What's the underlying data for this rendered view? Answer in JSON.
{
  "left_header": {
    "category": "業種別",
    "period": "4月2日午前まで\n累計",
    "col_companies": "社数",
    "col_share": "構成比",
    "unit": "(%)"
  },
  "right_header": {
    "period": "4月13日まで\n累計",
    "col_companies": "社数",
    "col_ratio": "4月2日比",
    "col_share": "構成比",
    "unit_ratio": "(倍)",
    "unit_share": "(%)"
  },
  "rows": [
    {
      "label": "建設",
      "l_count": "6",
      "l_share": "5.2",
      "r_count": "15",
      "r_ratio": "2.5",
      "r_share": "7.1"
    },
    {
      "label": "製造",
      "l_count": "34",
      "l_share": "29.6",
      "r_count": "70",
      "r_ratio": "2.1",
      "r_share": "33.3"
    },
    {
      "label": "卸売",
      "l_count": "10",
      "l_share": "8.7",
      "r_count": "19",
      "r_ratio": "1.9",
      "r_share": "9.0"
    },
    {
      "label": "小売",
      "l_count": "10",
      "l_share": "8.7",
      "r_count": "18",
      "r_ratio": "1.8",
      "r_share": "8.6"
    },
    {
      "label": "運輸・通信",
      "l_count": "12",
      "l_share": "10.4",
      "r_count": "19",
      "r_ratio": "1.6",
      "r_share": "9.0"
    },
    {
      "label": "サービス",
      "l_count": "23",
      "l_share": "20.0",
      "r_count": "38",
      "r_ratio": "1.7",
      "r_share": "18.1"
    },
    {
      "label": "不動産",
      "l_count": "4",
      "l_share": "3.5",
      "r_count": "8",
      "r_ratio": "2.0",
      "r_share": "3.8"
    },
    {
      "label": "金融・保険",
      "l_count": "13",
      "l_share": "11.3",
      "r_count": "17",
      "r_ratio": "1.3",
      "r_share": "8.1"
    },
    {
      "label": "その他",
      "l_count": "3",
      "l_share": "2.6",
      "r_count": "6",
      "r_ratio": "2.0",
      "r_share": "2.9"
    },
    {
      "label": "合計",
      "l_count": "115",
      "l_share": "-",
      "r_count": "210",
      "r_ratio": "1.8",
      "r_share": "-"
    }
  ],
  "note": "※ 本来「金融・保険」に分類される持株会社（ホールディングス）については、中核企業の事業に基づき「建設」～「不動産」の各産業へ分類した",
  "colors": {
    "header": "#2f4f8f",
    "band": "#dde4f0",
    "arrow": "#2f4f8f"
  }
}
* * *
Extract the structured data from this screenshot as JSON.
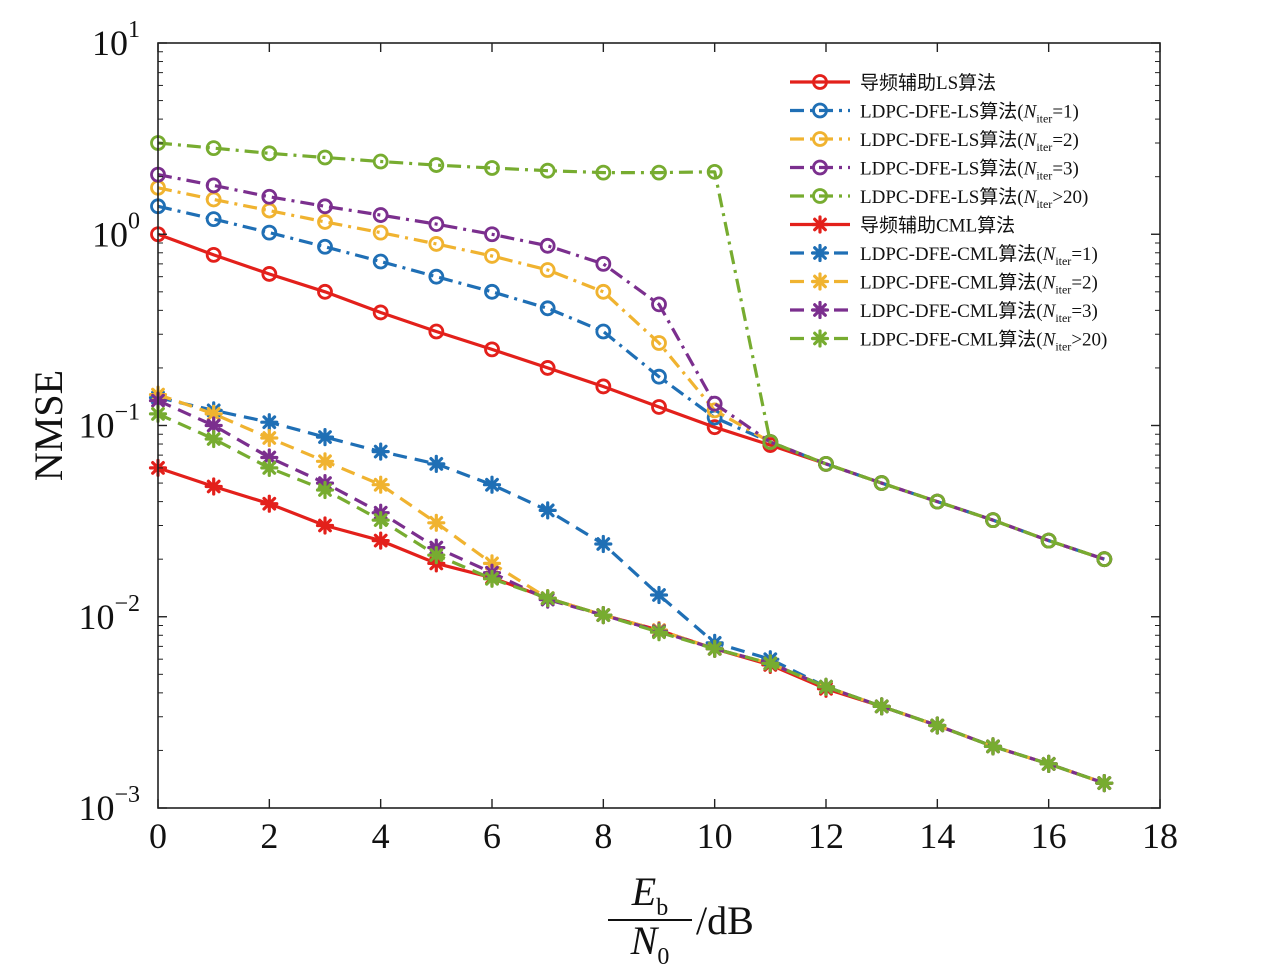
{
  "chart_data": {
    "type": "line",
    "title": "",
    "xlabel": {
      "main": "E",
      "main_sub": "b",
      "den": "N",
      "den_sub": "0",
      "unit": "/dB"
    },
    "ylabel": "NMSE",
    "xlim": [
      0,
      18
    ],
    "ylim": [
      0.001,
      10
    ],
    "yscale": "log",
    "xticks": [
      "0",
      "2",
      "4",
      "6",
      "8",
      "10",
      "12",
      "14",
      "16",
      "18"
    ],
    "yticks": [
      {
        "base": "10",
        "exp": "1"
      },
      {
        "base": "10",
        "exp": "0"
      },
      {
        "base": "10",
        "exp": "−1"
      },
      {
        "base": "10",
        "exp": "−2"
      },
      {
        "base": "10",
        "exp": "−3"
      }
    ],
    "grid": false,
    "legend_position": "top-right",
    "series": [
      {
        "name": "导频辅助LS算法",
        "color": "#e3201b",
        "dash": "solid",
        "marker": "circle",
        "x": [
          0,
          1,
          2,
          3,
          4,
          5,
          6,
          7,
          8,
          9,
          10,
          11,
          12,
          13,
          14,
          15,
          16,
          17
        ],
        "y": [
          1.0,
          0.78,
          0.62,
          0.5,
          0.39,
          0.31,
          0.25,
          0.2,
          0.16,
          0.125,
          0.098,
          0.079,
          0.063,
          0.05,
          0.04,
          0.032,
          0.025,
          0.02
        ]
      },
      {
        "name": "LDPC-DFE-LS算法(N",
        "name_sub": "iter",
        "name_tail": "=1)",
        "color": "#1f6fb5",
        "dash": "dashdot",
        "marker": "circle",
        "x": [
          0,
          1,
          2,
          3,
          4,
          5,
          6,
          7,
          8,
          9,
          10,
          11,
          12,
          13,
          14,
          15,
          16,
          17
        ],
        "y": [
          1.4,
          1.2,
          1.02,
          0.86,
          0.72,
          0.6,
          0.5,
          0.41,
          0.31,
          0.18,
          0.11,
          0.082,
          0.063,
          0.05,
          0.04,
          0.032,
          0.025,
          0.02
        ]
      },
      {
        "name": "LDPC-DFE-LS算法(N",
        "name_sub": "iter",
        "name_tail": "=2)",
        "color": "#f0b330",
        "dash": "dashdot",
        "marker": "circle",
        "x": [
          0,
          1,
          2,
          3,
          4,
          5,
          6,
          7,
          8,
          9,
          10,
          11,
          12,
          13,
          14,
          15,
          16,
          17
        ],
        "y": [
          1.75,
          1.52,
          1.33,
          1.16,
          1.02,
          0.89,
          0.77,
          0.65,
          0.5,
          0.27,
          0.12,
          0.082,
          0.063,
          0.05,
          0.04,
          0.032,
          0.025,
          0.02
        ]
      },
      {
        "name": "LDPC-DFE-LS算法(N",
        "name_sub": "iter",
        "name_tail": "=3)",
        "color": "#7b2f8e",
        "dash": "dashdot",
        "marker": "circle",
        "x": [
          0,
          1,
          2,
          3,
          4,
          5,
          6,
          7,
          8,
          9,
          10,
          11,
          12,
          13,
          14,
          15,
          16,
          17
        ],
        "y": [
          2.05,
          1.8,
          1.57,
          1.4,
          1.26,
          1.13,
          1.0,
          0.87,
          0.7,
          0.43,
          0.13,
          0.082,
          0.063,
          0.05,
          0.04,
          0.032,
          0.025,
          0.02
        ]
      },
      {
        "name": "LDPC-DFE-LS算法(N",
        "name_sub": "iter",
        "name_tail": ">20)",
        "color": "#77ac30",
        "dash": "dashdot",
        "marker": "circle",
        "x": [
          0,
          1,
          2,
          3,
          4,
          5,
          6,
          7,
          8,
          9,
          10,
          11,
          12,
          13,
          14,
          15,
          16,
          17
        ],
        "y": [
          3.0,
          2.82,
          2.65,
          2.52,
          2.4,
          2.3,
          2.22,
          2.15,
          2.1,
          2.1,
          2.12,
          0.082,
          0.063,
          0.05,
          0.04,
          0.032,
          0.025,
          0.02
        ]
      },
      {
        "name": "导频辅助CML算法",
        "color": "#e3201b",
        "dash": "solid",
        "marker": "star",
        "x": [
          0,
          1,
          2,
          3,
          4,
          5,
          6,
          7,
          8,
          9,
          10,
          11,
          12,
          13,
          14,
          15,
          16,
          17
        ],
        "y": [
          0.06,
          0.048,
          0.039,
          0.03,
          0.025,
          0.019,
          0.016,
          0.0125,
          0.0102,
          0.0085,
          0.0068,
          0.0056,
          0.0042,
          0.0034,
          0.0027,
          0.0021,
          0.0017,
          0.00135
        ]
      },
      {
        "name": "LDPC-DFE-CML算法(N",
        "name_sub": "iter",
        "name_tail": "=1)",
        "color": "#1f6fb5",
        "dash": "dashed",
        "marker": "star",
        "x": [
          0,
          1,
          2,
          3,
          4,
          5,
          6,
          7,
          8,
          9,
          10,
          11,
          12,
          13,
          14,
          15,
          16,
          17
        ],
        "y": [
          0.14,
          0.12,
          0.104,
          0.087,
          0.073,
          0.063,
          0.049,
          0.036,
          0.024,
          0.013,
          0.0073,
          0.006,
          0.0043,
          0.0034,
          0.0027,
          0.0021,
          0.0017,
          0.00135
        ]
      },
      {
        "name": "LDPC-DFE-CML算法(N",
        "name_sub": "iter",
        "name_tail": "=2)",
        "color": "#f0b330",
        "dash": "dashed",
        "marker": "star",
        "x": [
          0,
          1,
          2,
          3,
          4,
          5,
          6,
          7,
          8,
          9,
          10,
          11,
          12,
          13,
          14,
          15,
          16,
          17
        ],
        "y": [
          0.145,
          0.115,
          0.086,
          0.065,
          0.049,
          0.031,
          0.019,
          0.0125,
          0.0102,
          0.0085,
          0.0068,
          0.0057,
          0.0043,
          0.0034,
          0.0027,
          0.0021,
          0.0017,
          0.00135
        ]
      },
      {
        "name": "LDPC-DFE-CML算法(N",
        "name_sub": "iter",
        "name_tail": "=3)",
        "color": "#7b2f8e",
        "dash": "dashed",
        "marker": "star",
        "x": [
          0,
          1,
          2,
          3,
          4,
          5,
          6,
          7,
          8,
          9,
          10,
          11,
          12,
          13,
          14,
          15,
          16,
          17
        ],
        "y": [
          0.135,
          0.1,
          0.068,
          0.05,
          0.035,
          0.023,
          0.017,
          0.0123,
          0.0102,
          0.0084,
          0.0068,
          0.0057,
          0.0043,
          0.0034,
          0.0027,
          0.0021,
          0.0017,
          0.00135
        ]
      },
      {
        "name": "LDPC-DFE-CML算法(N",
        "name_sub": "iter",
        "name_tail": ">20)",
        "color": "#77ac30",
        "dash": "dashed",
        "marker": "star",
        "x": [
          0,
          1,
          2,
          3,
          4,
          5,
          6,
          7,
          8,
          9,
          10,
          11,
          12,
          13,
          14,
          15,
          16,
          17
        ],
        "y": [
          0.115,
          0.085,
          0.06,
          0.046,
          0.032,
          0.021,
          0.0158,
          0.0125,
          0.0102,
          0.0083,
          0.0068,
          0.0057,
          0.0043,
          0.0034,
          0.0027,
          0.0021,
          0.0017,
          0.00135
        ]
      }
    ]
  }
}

__AIM__:
Read the data above and count the lines that include "JSON". Answer only with the count.

__SOLUTION TO THE EXERCISE__:
2